◆ Task goal
Filter the listing and keep only the lines with the word "text".

——

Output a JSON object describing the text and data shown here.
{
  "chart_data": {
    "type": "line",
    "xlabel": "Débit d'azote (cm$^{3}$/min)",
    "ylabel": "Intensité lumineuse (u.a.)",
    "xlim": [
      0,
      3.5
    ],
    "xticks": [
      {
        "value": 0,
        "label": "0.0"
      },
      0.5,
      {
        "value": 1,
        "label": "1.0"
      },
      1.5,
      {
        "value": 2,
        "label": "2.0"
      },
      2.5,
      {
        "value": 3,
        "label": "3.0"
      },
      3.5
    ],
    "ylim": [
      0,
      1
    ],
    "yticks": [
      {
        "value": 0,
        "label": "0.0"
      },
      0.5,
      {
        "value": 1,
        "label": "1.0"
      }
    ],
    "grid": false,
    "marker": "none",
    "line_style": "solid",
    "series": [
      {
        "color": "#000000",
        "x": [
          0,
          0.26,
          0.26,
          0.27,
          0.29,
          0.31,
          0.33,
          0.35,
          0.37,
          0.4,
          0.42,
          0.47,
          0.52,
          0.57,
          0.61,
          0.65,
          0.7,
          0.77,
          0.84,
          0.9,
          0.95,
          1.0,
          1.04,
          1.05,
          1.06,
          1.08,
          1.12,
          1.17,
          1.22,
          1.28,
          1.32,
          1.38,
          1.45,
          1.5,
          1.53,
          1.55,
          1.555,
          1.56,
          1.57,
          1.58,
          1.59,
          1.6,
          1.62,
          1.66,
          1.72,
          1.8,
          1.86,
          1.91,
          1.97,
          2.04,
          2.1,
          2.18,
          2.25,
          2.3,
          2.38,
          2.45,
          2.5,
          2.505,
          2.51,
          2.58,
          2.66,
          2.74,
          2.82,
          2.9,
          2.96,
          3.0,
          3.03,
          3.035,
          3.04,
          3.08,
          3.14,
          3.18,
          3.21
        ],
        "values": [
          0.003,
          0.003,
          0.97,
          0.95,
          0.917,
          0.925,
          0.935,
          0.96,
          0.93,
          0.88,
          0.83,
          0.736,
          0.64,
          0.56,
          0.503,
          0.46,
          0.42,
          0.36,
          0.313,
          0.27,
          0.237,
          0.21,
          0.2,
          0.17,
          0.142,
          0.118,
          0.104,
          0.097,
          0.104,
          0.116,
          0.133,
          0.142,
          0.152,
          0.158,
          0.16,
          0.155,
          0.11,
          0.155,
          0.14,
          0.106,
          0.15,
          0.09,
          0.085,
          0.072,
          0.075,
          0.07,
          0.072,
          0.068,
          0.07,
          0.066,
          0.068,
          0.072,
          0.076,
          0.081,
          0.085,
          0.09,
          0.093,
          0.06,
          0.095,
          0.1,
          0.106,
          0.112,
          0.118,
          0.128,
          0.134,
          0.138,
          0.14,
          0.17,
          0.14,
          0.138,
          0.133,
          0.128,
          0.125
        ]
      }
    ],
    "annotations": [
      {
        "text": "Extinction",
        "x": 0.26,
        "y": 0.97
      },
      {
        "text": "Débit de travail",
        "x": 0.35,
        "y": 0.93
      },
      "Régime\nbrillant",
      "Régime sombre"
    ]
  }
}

——

◆ Response
Output a JSON object describing the text and data shown here.
        "text": "Extinction",
        "text": "Débit de travail",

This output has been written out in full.